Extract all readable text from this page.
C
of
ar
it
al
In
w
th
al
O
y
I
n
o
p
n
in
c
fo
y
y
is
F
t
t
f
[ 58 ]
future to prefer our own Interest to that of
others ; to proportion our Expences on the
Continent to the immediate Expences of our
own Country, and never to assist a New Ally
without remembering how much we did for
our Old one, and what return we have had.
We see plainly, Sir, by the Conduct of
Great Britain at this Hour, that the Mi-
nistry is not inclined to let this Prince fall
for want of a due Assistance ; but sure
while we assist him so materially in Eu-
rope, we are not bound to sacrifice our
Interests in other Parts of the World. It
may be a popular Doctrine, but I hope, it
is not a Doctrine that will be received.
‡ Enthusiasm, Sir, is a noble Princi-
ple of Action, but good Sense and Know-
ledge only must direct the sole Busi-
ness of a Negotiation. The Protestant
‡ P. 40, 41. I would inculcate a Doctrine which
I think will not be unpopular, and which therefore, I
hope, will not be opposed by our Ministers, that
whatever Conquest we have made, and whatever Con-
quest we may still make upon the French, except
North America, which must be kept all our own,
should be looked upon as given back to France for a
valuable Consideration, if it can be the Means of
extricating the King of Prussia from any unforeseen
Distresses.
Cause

——————————

◆ **What is asked**
Filter the entries above down to the lines containing the word "will".

◆ **Exercise response**
is not a Doctrine that will be received.
I think will not be unpopular, and which therefore, I
hope, will not be opposed by our Ministers, that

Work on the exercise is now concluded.